• What you have to do: Reproduce this listing in full.
* begin Listing *
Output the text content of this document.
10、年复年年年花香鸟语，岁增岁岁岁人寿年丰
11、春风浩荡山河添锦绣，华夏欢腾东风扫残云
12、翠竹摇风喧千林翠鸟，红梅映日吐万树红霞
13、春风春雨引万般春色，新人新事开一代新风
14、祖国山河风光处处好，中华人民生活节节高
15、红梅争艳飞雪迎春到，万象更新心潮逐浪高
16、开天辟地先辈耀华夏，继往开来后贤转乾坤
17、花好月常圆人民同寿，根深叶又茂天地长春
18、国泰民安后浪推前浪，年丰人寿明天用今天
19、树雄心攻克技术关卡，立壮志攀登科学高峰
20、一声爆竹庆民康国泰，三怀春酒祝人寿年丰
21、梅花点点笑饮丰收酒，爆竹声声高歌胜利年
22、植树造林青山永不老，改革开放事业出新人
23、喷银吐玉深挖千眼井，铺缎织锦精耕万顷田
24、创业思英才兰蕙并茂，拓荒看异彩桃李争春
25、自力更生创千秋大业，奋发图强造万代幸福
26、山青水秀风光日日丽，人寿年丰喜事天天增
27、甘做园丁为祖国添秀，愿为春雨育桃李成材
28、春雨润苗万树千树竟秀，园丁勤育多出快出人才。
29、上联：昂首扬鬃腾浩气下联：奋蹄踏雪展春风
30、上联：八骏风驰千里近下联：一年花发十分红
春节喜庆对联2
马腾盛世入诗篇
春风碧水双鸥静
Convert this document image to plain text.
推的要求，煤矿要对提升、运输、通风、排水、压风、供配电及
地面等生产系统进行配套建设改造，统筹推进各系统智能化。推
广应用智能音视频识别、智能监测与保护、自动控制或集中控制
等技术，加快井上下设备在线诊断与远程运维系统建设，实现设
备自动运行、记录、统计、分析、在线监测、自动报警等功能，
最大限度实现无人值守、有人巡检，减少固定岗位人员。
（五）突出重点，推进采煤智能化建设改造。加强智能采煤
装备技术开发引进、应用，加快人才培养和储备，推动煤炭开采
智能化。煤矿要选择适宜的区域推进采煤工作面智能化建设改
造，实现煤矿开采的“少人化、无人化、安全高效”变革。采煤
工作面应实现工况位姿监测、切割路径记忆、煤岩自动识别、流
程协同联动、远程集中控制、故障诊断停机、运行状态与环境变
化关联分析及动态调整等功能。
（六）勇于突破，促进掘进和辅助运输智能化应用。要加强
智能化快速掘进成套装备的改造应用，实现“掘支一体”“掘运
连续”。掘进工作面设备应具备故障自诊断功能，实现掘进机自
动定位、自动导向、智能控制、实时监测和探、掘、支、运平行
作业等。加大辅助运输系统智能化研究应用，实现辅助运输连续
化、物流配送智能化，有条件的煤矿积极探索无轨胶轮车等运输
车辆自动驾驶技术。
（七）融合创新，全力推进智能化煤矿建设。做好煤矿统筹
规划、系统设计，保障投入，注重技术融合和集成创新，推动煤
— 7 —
* end Listing *
• Finished task:
Output the text content of this document.
10、年复年年年花香鸟语，岁增岁岁岁人寿年丰
11、春风浩荡山河添锦绣，华夏欢腾东风扫残云
12、翠竹摇风喧千林翠鸟，红梅映日吐万树红霞
13、春风春雨引万般春色，新人新事开一代新风
14、祖国山河风光处处好，中华人民生活节节高
15、红梅争艳飞雪迎春到，万象更新心潮逐浪高
16、开天辟地先辈耀华夏，继往开来后贤转乾坤
17、花好月常圆人民同寿，根深叶又茂天地长春
18、国泰民安后浪推前浪，年丰人寿明天用今天
19、树雄心攻克技术关卡，立壮志攀登科学高峰
20、一声爆竹庆民康国泰，三怀春酒祝人寿年丰
21、梅花点点笑饮丰收酒，爆竹声声高歌胜利年
22、植树造林青山永不老，改革开放事业出新人
23、喷银吐玉深挖千眼井，铺缎织锦精耕万顷田
24、创业思英才兰蕙并茂，拓荒看异彩桃李争春
25、自力更生创千秋大业，奋发图强造万代幸福
26、山青水秀风光日日丽，人寿年丰喜事天天增
27、甘做园丁为祖国添秀，愿为春雨育桃李成材
28、春雨润苗万树千树竟秀，园丁勤育多出快出人才。
29、上联：昂首扬鬃腾浩气下联：奋蹄踏雪展春风
30、上联：八骏风驰千里近下联：一年花发十分红
春节喜庆对联2
马腾盛世入诗篇
春风碧水双鸥静
Convert this document image to plain text.
推的要求，煤矿要对提升、运输、通风、排水、压风、供配电及
地面等生产系统进行配套建设改造，统筹推进各系统智能化。推
广应用智能音视频识别、智能监测与保护、自动控制或集中控制
等技术，加快井上下设备在线诊断与远程运维系统建设，实现设
备自动运行、记录、统计、分析、在线监测、自动报警等功能，
最大限度实现无人值守、有人巡检，减少固定岗位人员。
（五）突出重点，推进采煤智能化建设改造。加强智能采煤
装备技术开发引进、应用，加快人才培养和储备，推动煤炭开采
智能化。煤矿要选择适宜的区域推进采煤工作面智能化建设改
造，实现煤矿开采的“少人化、无人化、安全高效”变革。采煤
工作面应实现工况位姿监测、切割路径记忆、煤岩自动识别、流
程协同联动、远程集中控制、故障诊断停机、运行状态与环境变
化关联分析及动态调整等功能。
（六）勇于突破，促进掘进和辅助运输智能化应用。要加强
智能化快速掘进成套装备的改造应用，实现“掘支一体”“掘运
连续”。掘进工作面设备应具备故障自诊断功能，实现掘进机自
动定位、自动导向、智能控制、实时监测和探、掘、支、运平行
作业等。加大辅助运输系统智能化研究应用，实现辅助运输连续
化、物流配送智能化，有条件的煤矿积极探索无轨胶轮车等运输
车辆自动驾驶技术。
（七）融合创新，全力推进智能化煤矿建设。做好煤矿统筹
规划、系统设计，保障投入，注重技术融合和集成创新，推动煤
— 7 —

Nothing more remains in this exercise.